> _Given data_
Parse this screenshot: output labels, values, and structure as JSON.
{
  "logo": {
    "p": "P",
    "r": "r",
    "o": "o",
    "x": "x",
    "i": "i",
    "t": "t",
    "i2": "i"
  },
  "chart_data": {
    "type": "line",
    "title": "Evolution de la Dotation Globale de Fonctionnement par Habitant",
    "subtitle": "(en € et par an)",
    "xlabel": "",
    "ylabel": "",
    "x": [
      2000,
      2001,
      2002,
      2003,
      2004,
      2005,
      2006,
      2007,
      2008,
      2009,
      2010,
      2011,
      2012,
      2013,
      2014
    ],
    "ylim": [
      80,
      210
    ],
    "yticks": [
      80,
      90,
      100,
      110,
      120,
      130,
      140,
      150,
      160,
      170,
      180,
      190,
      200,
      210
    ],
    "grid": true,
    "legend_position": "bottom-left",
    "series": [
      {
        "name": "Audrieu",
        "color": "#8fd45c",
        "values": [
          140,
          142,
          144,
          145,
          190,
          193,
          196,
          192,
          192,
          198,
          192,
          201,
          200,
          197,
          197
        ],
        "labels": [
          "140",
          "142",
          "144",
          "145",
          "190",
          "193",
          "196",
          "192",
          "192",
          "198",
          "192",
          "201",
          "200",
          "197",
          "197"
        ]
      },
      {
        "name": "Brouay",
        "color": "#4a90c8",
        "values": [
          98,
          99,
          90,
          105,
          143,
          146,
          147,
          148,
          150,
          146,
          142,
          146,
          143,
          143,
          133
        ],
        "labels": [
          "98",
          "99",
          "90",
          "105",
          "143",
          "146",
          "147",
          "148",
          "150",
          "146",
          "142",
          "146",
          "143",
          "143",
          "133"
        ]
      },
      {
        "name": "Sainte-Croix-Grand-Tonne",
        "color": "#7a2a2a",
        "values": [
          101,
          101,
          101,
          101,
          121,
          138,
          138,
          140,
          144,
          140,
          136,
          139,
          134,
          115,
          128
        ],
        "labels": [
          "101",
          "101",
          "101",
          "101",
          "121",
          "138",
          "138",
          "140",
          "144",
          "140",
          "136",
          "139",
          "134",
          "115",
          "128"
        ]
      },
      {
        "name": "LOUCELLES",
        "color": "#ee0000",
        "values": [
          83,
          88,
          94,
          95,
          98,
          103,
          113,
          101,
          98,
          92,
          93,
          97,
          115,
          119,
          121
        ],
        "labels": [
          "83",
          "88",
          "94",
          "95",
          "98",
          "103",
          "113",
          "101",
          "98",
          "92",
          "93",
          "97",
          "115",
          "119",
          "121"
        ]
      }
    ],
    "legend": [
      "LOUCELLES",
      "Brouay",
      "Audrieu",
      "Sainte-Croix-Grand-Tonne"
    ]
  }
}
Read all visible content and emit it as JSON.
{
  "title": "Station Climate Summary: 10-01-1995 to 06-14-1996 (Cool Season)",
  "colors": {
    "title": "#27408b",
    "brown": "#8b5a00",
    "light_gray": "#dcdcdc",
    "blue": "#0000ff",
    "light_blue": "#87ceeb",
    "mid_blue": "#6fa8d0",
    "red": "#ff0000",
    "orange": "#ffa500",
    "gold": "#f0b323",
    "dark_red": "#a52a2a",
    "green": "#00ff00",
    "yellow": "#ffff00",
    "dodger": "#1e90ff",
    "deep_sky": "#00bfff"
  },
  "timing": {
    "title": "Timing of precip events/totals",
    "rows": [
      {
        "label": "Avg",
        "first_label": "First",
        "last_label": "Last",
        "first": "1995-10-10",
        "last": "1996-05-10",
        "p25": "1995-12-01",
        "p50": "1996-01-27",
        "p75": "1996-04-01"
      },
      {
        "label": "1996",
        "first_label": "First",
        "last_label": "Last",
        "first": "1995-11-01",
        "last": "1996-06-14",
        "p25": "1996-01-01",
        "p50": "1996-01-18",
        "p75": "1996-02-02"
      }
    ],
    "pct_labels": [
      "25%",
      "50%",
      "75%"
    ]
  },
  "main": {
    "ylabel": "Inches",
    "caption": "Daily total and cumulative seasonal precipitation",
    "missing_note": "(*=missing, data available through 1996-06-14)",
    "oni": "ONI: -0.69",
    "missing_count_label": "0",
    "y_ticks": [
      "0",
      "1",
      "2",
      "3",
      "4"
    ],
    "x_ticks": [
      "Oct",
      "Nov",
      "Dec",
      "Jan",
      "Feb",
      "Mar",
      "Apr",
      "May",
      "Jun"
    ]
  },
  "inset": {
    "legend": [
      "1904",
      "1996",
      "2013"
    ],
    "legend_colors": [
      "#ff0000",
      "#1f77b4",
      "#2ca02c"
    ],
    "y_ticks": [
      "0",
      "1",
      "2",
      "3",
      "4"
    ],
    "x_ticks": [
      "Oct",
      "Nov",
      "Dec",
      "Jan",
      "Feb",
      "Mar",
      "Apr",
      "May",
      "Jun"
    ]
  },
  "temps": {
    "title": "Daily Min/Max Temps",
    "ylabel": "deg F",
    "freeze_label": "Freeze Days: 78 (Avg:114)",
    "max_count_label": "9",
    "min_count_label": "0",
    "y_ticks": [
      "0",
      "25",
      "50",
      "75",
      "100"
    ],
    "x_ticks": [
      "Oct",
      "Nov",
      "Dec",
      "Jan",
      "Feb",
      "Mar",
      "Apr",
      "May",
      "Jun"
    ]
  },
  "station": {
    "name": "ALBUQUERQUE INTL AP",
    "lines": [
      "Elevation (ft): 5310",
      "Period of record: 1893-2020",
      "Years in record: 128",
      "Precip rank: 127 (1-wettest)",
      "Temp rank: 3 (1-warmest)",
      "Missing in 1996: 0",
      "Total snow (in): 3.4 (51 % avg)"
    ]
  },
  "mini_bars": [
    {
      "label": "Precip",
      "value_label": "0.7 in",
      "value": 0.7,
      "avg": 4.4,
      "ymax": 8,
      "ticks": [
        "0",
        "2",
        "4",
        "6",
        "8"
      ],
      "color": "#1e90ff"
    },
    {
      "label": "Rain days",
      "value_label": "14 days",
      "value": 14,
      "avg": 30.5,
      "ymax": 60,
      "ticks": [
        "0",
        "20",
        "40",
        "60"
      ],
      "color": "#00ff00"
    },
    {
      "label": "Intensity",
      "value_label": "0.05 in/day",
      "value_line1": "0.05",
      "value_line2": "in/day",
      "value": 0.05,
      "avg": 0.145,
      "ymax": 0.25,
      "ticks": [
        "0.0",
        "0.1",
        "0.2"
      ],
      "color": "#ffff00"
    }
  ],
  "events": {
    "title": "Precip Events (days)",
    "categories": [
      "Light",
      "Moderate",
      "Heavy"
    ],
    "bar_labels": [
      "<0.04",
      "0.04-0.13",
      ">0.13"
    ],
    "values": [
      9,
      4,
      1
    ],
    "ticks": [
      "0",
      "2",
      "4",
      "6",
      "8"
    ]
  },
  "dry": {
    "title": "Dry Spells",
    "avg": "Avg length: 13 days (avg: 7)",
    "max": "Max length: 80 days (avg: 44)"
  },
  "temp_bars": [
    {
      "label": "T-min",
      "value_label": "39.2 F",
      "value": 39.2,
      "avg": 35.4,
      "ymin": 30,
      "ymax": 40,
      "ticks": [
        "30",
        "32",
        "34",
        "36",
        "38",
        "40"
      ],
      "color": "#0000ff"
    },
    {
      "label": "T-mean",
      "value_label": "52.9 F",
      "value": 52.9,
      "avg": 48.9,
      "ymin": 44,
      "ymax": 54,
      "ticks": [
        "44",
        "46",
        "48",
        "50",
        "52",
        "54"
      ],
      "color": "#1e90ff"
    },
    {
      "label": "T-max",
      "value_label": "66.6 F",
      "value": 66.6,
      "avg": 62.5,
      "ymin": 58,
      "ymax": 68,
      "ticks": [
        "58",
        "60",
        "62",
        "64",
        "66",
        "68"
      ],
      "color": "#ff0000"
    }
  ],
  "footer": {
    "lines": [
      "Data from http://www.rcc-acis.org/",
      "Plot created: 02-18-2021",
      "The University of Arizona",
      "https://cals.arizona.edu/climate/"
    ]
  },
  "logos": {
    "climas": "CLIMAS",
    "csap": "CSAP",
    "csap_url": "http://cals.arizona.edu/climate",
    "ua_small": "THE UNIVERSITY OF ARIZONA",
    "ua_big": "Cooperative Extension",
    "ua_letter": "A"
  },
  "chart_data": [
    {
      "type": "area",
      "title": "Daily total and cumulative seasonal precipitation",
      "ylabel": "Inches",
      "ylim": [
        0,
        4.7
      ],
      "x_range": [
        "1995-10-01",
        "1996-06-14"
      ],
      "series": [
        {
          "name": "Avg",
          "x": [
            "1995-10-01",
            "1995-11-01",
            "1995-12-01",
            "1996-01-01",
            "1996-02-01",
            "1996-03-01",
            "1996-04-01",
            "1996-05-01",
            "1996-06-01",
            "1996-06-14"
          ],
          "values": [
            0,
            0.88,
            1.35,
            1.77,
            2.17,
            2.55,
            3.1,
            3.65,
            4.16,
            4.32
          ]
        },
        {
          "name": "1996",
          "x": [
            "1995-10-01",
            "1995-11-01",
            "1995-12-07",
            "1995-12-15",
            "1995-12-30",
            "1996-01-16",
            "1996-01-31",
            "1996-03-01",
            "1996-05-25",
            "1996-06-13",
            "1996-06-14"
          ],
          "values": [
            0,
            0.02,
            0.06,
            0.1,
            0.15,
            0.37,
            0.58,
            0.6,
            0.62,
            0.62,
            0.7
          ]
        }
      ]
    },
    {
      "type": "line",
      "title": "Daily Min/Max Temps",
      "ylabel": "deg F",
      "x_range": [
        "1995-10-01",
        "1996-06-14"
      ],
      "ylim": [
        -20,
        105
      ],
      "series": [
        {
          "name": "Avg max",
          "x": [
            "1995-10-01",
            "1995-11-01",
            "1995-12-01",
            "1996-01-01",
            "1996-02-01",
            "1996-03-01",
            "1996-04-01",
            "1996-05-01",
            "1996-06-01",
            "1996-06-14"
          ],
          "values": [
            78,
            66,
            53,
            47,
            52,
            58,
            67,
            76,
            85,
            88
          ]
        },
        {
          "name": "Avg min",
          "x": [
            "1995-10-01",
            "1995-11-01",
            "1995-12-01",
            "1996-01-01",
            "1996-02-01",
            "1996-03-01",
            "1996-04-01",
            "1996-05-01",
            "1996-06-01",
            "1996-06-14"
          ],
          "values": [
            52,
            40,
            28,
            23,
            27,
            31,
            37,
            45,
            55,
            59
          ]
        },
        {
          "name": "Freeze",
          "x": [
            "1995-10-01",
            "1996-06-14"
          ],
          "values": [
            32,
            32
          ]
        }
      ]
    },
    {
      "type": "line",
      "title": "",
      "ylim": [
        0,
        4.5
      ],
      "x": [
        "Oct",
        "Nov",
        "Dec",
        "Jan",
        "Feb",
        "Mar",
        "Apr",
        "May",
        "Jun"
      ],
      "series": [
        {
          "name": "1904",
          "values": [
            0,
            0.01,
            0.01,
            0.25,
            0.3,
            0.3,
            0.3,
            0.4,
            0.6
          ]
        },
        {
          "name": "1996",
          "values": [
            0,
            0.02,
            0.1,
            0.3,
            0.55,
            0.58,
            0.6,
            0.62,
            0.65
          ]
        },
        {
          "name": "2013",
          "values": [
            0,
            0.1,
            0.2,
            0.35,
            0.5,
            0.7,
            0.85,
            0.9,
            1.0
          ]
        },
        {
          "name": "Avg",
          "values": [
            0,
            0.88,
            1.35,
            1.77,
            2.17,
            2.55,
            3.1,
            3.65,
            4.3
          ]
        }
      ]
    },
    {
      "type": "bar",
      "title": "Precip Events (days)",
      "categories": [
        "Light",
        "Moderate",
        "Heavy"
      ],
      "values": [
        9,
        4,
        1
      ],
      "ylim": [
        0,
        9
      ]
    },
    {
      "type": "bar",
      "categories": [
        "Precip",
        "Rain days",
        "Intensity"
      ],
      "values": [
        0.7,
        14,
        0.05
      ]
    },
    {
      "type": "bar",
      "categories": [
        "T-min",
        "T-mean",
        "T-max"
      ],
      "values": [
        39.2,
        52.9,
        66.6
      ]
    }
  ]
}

> _Aim_
Find each line in the records holding the string "seasonal" and show it.

> _Solution to the exercise_
    "caption": "Daily total and cumulative seasonal precipitation",
      "title": "Daily total and cumulative seasonal precipitation",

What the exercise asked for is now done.